→ Exercise task
Read through the data and report every line in which the word "What" occurs.

---

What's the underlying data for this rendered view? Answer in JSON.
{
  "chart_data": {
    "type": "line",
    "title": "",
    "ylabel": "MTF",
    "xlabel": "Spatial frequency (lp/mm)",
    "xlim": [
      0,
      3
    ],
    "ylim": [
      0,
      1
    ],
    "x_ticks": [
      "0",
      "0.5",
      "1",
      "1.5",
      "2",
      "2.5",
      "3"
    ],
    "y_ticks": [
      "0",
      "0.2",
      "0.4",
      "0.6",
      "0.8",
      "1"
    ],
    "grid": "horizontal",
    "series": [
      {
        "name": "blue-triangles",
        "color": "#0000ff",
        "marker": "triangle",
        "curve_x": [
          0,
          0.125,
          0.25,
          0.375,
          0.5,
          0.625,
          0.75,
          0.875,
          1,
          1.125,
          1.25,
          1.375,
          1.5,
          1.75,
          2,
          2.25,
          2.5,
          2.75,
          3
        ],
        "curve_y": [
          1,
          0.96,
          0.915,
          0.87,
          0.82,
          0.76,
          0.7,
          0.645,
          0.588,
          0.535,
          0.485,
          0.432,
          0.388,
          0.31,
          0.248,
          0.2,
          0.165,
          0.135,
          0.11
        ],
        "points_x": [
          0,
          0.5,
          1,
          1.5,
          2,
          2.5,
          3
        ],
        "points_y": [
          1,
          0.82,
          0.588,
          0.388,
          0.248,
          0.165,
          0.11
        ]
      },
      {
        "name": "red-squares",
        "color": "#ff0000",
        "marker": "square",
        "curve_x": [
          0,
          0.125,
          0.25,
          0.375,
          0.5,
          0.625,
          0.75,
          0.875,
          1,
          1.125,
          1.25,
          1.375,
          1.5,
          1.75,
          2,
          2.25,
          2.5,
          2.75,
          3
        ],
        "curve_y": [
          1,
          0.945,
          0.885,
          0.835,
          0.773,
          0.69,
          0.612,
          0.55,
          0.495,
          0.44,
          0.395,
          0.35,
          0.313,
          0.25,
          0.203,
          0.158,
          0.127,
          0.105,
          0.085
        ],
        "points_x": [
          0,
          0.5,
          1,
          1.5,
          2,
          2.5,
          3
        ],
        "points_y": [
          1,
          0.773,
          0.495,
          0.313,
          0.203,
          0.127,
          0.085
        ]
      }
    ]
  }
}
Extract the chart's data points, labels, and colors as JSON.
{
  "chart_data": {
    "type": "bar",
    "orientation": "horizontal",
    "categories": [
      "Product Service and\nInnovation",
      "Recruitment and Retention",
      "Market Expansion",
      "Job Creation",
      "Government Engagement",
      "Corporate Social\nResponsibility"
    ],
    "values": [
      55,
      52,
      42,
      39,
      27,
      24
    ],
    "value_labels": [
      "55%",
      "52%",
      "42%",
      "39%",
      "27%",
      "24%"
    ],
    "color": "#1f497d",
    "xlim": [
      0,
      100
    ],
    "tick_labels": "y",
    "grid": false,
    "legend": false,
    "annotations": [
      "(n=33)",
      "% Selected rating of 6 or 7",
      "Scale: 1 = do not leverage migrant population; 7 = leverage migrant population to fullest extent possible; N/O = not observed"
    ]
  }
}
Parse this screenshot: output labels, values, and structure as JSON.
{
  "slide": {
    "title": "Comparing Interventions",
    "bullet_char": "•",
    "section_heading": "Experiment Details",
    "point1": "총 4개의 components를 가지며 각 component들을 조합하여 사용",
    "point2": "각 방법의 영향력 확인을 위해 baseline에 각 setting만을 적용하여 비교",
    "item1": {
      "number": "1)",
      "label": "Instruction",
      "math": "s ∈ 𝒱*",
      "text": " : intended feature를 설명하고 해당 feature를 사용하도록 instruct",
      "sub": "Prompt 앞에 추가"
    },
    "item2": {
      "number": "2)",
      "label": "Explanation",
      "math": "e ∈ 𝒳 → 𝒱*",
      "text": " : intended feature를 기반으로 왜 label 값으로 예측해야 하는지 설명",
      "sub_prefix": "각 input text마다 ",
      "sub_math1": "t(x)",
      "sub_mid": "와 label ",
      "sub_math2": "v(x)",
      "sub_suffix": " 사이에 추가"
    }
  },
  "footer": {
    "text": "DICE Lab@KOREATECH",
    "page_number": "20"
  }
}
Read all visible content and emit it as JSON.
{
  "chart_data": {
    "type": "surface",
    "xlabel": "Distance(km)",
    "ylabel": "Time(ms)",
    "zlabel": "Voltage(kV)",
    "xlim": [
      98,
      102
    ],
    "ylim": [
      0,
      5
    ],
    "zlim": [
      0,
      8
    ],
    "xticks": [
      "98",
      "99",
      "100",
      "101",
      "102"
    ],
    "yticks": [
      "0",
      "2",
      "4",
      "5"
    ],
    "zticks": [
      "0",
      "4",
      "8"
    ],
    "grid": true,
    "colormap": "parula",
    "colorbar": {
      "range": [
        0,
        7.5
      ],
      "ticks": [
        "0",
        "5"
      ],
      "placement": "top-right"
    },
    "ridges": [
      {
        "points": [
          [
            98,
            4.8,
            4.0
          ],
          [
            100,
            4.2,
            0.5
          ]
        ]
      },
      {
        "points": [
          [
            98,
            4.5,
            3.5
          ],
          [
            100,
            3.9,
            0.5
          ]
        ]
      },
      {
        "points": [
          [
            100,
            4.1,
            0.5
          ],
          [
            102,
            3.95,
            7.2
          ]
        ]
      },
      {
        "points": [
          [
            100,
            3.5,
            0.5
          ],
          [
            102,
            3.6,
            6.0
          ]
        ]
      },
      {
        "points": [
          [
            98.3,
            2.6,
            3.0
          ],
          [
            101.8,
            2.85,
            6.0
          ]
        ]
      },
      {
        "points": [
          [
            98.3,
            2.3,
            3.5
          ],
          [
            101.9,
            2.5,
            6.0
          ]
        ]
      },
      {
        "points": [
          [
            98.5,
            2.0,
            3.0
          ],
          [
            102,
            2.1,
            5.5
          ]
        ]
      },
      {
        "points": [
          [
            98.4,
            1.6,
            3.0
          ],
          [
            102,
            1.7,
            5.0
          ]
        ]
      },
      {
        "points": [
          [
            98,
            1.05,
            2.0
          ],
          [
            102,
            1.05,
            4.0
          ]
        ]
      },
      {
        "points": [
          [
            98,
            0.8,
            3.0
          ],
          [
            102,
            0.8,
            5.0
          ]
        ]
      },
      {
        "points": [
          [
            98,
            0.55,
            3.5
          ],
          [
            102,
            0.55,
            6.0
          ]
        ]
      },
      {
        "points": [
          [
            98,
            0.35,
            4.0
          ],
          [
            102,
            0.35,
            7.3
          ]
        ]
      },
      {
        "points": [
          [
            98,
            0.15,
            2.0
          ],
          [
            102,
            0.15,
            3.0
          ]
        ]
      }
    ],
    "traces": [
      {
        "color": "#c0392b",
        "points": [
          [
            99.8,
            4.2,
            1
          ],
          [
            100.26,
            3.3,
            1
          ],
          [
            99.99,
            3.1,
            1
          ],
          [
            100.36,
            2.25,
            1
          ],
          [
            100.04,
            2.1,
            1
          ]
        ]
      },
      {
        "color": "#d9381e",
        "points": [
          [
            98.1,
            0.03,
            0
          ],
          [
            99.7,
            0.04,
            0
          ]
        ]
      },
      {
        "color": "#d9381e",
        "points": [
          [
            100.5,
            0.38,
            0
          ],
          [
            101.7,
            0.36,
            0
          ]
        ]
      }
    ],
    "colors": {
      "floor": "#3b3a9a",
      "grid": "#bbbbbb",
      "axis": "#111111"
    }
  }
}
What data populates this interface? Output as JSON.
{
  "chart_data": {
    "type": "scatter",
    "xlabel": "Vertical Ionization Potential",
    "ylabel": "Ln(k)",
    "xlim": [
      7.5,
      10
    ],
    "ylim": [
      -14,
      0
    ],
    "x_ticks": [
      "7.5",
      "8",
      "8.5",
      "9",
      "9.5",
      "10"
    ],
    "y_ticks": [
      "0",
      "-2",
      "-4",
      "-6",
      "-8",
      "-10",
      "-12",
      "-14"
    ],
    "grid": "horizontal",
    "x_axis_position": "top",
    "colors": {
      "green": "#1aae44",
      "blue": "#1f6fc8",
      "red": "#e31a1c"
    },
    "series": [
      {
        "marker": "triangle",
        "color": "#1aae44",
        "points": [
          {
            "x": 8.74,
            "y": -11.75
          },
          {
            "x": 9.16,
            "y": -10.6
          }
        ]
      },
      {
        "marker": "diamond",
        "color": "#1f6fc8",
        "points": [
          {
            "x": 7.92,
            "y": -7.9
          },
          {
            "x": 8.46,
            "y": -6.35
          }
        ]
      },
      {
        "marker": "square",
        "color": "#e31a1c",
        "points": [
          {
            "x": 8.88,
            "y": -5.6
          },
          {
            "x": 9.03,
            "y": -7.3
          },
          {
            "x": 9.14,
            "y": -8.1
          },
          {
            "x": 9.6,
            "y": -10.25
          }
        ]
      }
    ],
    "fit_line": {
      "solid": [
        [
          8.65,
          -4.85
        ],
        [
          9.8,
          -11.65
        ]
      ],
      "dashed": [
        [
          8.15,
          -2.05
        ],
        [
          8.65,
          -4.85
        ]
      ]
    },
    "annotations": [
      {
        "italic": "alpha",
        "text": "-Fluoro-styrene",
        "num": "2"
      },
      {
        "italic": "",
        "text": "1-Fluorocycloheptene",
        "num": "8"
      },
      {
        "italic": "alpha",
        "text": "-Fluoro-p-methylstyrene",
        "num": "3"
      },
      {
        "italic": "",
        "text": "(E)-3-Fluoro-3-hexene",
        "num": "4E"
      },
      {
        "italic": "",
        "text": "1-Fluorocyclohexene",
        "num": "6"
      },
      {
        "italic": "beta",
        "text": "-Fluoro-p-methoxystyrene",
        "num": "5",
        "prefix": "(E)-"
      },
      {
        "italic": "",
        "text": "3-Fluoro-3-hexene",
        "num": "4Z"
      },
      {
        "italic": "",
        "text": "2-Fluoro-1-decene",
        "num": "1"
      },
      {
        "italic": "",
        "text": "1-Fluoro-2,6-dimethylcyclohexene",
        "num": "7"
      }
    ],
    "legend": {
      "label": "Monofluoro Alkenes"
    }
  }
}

---

→ Solution
What's the underlying data for this rendered view? Answer in JSON.
What data populates this interface? Output as JSON.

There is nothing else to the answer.